TEXT SEGMENT
○ ○ ○ ○ ○ ○ ○
Palace of Westminster at dusk

It’s arrived, big time, on both sides of the Atlantic. While the British government’s switched from the Eeyore ethos to a smiley emoji, Donald Trump’s abandoned the US presidency’s traditional Mr Nice Guy front – to something altogether more surly. As our Political Correspondent Peter Spencer reports, the contrast could hardly be more stark.

It’s to be expected that controversy will swirl around the real cause or causes of last week’s hideous mid-air crash at Washington’s Reagan airport that killed everyone involved.

It’d also to be expected that, first off, the nation’s leader would act as mourner-in-chief. Soothing sensations of shock, disbelief and collective grief at what’d happened.

But not a bit of it.

After a brief, ritual, display of sadness he made it into something political, Something, on his terms, to his advantage. Lashing out at his predecessors for being, basically, too kind.
○ ○ ○ ○ ○ ○ ○
MATERIAL SUPPLIED
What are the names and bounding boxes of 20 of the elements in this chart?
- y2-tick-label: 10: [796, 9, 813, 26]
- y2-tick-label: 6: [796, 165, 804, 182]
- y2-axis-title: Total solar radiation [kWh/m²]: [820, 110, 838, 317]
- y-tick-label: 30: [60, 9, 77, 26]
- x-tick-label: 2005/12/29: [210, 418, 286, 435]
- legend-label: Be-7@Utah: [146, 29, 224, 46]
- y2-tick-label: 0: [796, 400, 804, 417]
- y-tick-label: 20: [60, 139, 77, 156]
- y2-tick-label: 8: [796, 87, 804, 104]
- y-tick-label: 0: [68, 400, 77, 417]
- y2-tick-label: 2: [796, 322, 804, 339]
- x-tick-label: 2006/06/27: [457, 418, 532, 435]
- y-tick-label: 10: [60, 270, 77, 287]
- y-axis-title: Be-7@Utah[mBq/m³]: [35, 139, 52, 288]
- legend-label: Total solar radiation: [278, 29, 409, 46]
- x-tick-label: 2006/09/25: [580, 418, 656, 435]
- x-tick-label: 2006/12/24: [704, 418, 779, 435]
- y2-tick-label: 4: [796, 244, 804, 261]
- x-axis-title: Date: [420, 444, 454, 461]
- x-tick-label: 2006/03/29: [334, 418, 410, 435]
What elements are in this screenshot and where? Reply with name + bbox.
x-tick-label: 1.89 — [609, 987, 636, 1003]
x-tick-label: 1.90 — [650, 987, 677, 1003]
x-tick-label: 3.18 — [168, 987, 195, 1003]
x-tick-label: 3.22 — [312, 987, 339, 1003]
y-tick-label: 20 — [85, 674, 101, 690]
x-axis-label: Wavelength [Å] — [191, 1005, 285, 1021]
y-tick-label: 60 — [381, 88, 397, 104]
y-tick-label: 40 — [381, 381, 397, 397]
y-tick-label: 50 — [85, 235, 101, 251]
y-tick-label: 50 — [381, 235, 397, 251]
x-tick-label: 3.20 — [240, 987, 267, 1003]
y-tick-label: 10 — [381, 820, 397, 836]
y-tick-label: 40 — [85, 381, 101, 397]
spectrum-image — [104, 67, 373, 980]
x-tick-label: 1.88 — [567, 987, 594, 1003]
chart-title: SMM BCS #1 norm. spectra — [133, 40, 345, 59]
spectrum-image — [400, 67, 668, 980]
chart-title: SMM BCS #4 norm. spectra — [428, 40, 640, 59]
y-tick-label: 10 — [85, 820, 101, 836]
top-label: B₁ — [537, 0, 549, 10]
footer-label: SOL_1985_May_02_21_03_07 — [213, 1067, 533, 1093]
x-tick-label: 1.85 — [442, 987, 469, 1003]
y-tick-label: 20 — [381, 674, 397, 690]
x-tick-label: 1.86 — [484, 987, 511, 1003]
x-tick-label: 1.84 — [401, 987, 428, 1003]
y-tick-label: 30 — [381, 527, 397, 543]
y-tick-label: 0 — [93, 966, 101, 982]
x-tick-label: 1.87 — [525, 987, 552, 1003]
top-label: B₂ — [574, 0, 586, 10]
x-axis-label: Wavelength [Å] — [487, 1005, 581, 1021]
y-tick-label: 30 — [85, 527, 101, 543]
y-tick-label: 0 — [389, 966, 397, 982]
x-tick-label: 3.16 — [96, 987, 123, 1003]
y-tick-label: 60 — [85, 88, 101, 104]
○ ○ ○ ○ ○ ○ ○
GIVEN TASK 1
In one to three sentences, explain why the political commentary says "But not a bit of it" about how the nation's leader responded to the crash at Reagan airport.
GIVEN TASK 2
Carry the political commentary forward from its final sentence.
The records that come after the political commentary are separate material and have no connection to it.

EXERCISE OUTPUT 1
The leader was expected to act as mourner-in-chief and soothe the nation's shock, disbelief and grief. Instead, after a brief, ritual display of sadness, he turned the crash into something political and to his advantage, lashing out at his predecessors for being too kind.

EXERCISE OUTPUT 2
No evidence needed for his claim that bygone diversity policies were at fault here. Just a matter, he claimed, of ‘common sense’.

This is of a piece with his setting up a detention camp for undocumented immigrants at, of all places, Guantanamo Bay.

The facility was set up to hold terror suspects after the 9/11 destruction of the Twin Towers. And its critics say it is in effect a concentration camp.

But, for the moment at least, the voice of dissent Stateside is strangely muted. Possibly a bit shell-shocked, who knows.

Certainly there’s been little effort at holding back appointments to Trump’s cabinet of people who’re widely regarded as dangerously unqualified or unsuited to the jobs they’ve been given.

Media outliers have, however, compared The Donald’s approach to that of Putin, Mussolini, even Hitler.

The thinking being that so long as they can be relied upon to do the boss’s bidding they’re in. Better still if they’re out of their depth. Means they won’t question dubious orders.

What’s unfortunate about all this for us in dear old Blighty is that the not very merry merry-go-round over there might be the deciding factor in Keir Starmer’s dash for the winning post.

He has of late ceded the saddle to his Chancellor Rachel Reeves, who’s been relentlessly positive about her new Make Britain Great Again message.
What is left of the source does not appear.